EXERCISE MATERIALS:
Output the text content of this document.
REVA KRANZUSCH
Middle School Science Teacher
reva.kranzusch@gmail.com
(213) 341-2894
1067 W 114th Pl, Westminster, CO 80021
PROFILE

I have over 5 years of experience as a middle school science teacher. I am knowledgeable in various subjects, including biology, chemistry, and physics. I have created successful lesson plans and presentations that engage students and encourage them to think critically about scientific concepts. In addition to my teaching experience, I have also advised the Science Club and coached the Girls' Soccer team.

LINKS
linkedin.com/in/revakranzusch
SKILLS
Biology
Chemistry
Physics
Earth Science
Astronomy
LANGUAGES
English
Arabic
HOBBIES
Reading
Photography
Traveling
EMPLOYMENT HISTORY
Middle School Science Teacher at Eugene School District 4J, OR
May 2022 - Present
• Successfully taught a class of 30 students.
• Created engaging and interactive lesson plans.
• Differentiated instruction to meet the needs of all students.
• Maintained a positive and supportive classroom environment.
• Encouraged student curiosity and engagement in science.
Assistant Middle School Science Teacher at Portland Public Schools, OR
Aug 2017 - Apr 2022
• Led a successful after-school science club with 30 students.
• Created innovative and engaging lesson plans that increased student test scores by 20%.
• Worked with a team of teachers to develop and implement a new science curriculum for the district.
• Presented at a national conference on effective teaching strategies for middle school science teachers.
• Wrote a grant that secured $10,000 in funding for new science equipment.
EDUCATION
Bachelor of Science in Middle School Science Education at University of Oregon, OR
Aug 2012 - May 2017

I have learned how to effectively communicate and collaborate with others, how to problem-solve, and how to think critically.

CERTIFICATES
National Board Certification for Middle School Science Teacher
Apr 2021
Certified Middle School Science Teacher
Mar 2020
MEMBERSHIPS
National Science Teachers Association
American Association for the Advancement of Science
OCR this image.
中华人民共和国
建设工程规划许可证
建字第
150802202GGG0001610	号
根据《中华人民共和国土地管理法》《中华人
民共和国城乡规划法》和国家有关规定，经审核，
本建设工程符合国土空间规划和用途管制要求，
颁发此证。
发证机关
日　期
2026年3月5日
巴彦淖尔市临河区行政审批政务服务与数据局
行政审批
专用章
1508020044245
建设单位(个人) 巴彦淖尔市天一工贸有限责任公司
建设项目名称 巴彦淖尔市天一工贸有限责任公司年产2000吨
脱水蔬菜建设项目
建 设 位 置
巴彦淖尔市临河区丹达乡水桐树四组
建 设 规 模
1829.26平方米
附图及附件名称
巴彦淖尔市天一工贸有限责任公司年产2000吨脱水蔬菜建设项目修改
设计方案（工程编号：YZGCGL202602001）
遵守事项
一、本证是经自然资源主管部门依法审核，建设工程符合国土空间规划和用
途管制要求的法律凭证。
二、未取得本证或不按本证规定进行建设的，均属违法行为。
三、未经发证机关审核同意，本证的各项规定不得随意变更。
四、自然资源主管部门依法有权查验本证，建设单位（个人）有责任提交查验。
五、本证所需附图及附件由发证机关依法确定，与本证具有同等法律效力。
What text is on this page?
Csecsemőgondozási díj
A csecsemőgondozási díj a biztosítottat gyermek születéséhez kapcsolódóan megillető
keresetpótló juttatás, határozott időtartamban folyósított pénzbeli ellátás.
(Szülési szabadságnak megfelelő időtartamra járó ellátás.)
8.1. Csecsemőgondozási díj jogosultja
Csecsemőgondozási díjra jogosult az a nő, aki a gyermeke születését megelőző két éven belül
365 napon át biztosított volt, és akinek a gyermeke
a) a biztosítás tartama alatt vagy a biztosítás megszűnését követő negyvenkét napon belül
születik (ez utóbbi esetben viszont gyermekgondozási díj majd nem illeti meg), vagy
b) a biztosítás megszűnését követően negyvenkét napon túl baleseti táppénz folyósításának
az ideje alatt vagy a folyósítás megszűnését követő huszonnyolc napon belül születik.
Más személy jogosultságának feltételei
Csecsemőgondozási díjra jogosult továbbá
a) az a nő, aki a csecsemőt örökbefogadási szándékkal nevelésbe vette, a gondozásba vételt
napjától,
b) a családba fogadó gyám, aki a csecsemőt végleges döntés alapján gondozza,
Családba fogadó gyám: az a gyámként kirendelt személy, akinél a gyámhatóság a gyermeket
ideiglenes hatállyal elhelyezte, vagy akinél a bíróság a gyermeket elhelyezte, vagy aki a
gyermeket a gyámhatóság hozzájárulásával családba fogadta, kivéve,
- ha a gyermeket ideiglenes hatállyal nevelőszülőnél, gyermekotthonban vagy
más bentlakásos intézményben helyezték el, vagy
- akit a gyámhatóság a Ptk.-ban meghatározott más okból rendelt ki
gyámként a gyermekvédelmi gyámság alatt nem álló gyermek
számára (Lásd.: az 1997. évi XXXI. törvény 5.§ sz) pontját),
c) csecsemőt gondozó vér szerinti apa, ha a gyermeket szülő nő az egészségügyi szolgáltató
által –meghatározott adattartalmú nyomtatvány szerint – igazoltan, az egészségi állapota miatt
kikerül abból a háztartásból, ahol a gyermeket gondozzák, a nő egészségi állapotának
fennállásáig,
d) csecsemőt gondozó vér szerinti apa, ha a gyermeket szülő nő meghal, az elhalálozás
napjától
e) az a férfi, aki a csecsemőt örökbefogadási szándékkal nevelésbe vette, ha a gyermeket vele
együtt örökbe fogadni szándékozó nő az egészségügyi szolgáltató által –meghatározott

INSTRUCTIONS TO FOLLOW: Reproduce each record exactly as it appears.

COMPLETE ANSWER:
Output the text content of this document.
REVA KRANZUSCH
Middle School Science Teacher
reva.kranzusch@gmail.com
(213) 341-2894
1067 W 114th Pl, Westminster, CO 80021
PROFILE

I have over 5 years of experience as a middle school science teacher. I am knowledgeable in various subjects, including biology, chemistry, and physics. I have created successful lesson plans and presentations that engage students and encourage them to think critically about scientific concepts. In addition to my teaching experience, I have also advised the Science Club and coached the Girls' Soccer team.

LINKS
linkedin.com/in/revakranzusch
SKILLS
Biology
Chemistry
Physics
Earth Science
Astronomy
LANGUAGES
English
Arabic
HOBBIES
Reading
Photography
Traveling
EMPLOYMENT HISTORY
Middle School Science Teacher at Eugene School District 4J, OR
May 2022 - Present
• Successfully taught a class of 30 students.
• Created engaging and interactive lesson plans.
• Differentiated instruction to meet the needs of all students.
• Maintained a positive and supportive classroom environment.
• Encouraged student curiosity and engagement in science.
Assistant Middle School Science Teacher at Portland Public Schools, OR
Aug 2017 - Apr 2022
• Led a successful after-school science club with 30 students.
• Created innovative and engaging lesson plans that increased student test scores by 20%.
• Worked with a team of teachers to develop and implement a new science curriculum for the district.
• Presented at a national conference on effective teaching strategies for middle school science teachers.
• Wrote a grant that secured $10,000 in funding for new science equipment.
EDUCATION
Bachelor of Science in Middle School Science Education at University of Oregon, OR
Aug 2012 - May 2017

I have learned how to effectively communicate and collaborate with others, how to problem-solve, and how to think critically.

CERTIFICATES
National Board Certification for Middle School Science Teacher
Apr 2021
Certified Middle School Science Teacher
Mar 2020
MEMBERSHIPS
National Science Teachers Association
American Association for the Advancement of Science
OCR this image.
中华人民共和国
建设工程规划许可证
建字第
150802202GGG0001610	号
根据《中华人民共和国土地管理法》《中华人
民共和国城乡规划法》和国家有关规定，经审核，
本建设工程符合国土空间规划和用途管制要求，
颁发此证。
发证机关
日　期
2026年3月5日
巴彦淖尔市临河区行政审批政务服务与数据局
行政审批
专用章
1508020044245
建设单位(个人) 巴彦淖尔市天一工贸有限责任公司
建设项目名称 巴彦淖尔市天一工贸有限责任公司年产2000吨
脱水蔬菜建设项目
建 设 位 置
巴彦淖尔市临河区丹达乡水桐树四组
建 设 规 模
1829.26平方米
附图及附件名称
巴彦淖尔市天一工贸有限责任公司年产2000吨脱水蔬菜建设项目修改
设计方案（工程编号：YZGCGL202602001）
遵守事项
一、本证是经自然资源主管部门依法审核，建设工程符合国土空间规划和用
途管制要求的法律凭证。
二、未取得本证或不按本证规定进行建设的，均属违法行为。
三、未经发证机关审核同意，本证的各项规定不得随意变更。
四、自然资源主管部门依法有权查验本证，建设单位（个人）有责任提交查验。
五、本证所需附图及附件由发证机关依法确定，与本证具有同等法律效力。
What text is on this page?
Csecsemőgondozási díj
A csecsemőgondozási díj a biztosítottat gyermek születéséhez kapcsolódóan megillető
keresetpótló juttatás, határozott időtartamban folyósított pénzbeli ellátás.
(Szülési szabadságnak megfelelő időtartamra járó ellátás.)
8.1. Csecsemőgondozási díj jogosultja
Csecsemőgondozási díjra jogosult az a nő, aki a gyermeke születését megelőző két éven belül
365 napon át biztosított volt, és akinek a gyermeke
a) a biztosítás tartama alatt vagy a biztosítás megszűnését követő negyvenkét napon belül
születik (ez utóbbi esetben viszont gyermekgondozási díj majd nem illeti meg), vagy
b) a biztosítás megszűnését követően negyvenkét napon túl baleseti táppénz folyósításának
az ideje alatt vagy a folyósítás megszűnését követő huszonnyolc napon belül születik.
Más személy jogosultságának feltételei
Csecsemőgondozási díjra jogosult továbbá
a) az a nő, aki a csecsemőt örökbefogadási szándékkal nevelésbe vette, a gondozásba vételt
napjától,
b) a családba fogadó gyám, aki a csecsemőt végleges döntés alapján gondozza,
Családba fogadó gyám: az a gyámként kirendelt személy, akinél a gyámhatóság a gyermeket
ideiglenes hatállyal elhelyezte, vagy akinél a bíróság a gyermeket elhelyezte, vagy aki a
gyermeket a gyámhatóság hozzájárulásával családba fogadta, kivéve,
- ha a gyermeket ideiglenes hatállyal nevelőszülőnél, gyermekotthonban vagy
más bentlakásos intézményben helyezték el, vagy
- akit a gyámhatóság a Ptk.-ban meghatározott más okból rendelt ki
gyámként a gyermekvédelmi gyámság alatt nem álló gyermek
számára (Lásd.: az 1997. évi XXXI. törvény 5.§ sz) pontját),
c) csecsemőt gondozó vér szerinti apa, ha a gyermeket szülő nő az egészségügyi szolgáltató
által –meghatározott adattartalmú nyomtatvány szerint – igazoltan, az egészségi állapota miatt
kikerül abból a háztartásból, ahol a gyermeket gondozzák, a nő egészségi állapotának
fennállásáig,
d) csecsemőt gondozó vér szerinti apa, ha a gyermeket szülő nő meghal, az elhalálozás
napjától
e) az a férfi, aki a csecsemőt örökbefogadási szándékkal nevelésbe vette, ha a gyermeket vele
együtt örökbe fogadni szándékozó nő az egészségügyi szolgáltató által –meghatározott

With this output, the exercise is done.